-- Estratto --
* * * *

Gli studi sull’emergenza globale scatenata dalla pandemia di Covid-19 stanno dando risultati importanti. E anche l’Italia gioca un ruolo non secondario nel tentativo di sciogliere alcuni misteri. Per esempio: perché il Covid 19 colpisce molte persone manifestandosi con sintomi leggeri e in altre invece l’infezione assume forme gravi? Una risposta arriva ora dalla genetica: il problema sembra infatti dipendere da una ridotta funzionalità dell’interferone di tipo I, un mattoncino decisivo nella risposta immunitaria al virus. Un passo avanti che potrebbe avere ricadute rilevanti sul fronte della prevenzione, aiutando a identificare le persone a rischio, e delle terapie.
Il merito della scoperta spetta a un doppio studio, pubblicato in due articoli sulla rivista Science, che ha visto impegnato un consorzio internazionale di ricerca cui partecipano più di 50 centri di sequenziamento e centinaia di ospedali di tutto il mondo, tra cui appunto l’Italia. Come spiega uno dei membri del comitato direttivo del consorzio Covid Human Genetic Effort (CovidHge), il professor Alessandro Aiuti, vicedirettore dell’Istituto San Raffaele Telethon per la Terapia Genica (SR-Tiget) e professore ordinario di Pediatria all’Università Vita-Salute San Raffaele, “questa collaborazione rappresenta un aspetto molto positivo della ricerca sul Covid-19, perché ha visto mettere insieme tante risorse, scienziati e medici di tutto il mondo. In Italia, insieme al San Raffaele, hanno lavorato diversi centri, come il Laboratorio di Genetica Medica dell’Università di Roma Tor Vergata, l’università di Brescia, di Monza. E va citato il contributo importante del professor Luigi Notarangelo, uno scienziato italiano che lavora da tanti anni in America”. In base allo studio, in pratica, si è scoperto che il 15% delle forme gravi di Covid-19 dipende da cause genetiche e immunologhe, legate ad auto anti-corpi che funzionano male e a malattie genetiche.

* * * *

Dati per la comprensione di documenti
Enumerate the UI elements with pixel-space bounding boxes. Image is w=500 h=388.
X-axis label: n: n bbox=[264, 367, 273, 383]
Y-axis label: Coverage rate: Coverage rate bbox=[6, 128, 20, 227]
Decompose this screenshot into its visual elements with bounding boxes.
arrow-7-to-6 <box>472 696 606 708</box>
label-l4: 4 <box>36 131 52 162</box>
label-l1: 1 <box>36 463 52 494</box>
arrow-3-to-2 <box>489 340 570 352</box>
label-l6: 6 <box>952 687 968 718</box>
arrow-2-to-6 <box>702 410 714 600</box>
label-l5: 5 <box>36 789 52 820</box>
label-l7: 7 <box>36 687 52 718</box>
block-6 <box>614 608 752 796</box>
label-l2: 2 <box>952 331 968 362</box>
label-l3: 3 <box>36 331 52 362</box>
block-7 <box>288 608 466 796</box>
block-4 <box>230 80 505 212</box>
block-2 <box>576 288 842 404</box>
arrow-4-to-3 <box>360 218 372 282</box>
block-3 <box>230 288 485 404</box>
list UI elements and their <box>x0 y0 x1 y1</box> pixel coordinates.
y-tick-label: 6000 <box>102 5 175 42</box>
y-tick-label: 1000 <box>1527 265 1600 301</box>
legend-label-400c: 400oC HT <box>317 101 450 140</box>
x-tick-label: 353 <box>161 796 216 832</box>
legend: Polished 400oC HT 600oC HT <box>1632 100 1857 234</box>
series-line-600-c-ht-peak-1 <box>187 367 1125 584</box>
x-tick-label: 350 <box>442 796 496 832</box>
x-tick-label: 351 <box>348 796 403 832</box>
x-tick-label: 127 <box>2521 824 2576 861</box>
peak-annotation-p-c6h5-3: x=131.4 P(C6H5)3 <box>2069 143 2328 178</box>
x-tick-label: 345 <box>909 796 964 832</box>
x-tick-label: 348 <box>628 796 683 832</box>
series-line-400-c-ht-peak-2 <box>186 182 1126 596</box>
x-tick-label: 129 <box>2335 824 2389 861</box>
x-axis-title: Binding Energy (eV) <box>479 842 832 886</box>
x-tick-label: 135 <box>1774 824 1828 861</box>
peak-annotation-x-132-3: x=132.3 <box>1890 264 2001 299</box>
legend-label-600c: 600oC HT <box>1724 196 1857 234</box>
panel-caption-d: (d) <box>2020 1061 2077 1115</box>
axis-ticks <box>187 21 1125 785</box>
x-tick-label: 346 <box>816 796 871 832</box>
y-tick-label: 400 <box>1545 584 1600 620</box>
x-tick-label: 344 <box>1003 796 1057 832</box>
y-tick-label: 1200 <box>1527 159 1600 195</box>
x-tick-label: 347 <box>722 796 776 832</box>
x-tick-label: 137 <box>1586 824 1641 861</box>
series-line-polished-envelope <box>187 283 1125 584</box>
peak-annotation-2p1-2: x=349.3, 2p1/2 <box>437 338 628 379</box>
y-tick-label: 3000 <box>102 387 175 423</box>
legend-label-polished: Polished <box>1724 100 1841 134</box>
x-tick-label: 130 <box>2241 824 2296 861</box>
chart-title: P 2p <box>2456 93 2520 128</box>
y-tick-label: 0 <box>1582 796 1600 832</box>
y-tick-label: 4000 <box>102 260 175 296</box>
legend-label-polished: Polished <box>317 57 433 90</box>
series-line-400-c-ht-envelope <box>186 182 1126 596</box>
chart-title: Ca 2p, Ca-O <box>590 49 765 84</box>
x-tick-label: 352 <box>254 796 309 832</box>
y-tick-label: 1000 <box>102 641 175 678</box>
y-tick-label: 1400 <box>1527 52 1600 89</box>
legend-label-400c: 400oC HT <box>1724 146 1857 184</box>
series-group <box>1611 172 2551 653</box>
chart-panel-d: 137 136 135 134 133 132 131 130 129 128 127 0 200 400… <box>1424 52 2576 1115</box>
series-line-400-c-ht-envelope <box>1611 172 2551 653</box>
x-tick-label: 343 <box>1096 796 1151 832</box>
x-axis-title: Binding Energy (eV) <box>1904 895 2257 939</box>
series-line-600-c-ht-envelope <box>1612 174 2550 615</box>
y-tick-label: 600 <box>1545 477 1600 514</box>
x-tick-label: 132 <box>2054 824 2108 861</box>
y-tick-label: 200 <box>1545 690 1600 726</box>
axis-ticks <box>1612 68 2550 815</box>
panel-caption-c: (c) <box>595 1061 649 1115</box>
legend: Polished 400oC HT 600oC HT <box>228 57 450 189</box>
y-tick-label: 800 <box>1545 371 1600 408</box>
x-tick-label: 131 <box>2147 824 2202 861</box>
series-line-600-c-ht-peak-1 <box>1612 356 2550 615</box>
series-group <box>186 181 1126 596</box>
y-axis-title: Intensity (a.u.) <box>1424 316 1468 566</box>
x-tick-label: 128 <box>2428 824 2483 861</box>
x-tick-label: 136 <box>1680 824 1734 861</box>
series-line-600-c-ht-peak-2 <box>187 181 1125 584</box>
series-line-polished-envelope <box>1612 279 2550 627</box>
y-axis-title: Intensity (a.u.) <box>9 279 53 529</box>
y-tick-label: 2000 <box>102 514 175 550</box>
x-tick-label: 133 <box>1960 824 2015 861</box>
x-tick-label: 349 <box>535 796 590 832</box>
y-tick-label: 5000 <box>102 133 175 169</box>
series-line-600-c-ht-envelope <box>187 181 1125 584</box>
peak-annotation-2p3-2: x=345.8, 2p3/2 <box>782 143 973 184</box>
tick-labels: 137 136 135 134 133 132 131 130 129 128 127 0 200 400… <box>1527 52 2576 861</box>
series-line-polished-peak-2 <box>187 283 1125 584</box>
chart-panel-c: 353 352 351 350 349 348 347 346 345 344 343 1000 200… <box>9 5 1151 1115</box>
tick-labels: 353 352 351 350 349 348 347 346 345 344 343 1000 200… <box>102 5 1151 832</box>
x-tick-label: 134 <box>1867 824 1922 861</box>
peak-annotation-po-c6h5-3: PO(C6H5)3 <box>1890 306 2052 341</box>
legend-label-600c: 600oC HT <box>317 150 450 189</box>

* * * *

Trascrivi integralmente l'estratto sulla genetica delle forme gravi di Covid-19, senza alcuna modifica. I dati provengono da una fonte diversa.

Gli studi sull’emergenza globale scatenata dalla pandemia di Covid-19 stanno dando risultati importanti. E anche l’Italia gioca un ruolo non secondario nel tentativo di sciogliere alcuni misteri. Per esempio: perché il Covid 19 colpisce molte persone manifestandosi con sintomi leggeri e in altre invece l’infezione assume forme gravi? Una risposta arriva ora dalla genetica: il problema sembra infatti dipendere da una ridotta funzionalità dell’interferone di tipo I, un mattoncino decisivo nella risposta immunitaria al virus. Un passo avanti che potrebbe avere ricadute rilevanti sul fronte della prevenzione, aiutando a identificare le persone a rischio, e delle terapie.
Il merito della scoperta spetta a un doppio studio, pubblicato in due articoli sulla rivista Science, che ha visto impegnato un consorzio internazionale di ricerca cui partecipano più di 50 centri di sequenziamento e centinaia di ospedali di tutto il mondo, tra cui appunto l’Italia. Come spiega uno dei membri del comitato direttivo del consorzio Covid Human Genetic Effort (CovidHge), il professor Alessandro Aiuti, vicedirettore dell’Istituto San Raffaele Telethon per la Terapia Genica (SR-Tiget) e professore ordinario di Pediatria all’Università Vita-Salute San Raffaele, “questa collaborazione rappresenta un aspetto molto positivo della ricerca sul Covid-19, perché ha visto mettere insieme tante risorse, scienziati e medici di tutto il mondo. In Italia, insieme al San Raffaele, hanno lavorato diversi centri, come il Laboratorio di Genetica Medica dell’Università di Roma Tor Vergata, l’università di Brescia, di Monza. E va citato il contributo importante del professor Luigi Notarangelo, uno scienziato italiano che lavora da tanti anni in America”. In base allo studio, in pratica, si è scoperto che il 15% delle forme gravi di Covid-19 dipende da cause genetiche e immunologhe, legate ad auto anti-corpi che funzionano male e a malattie genetiche.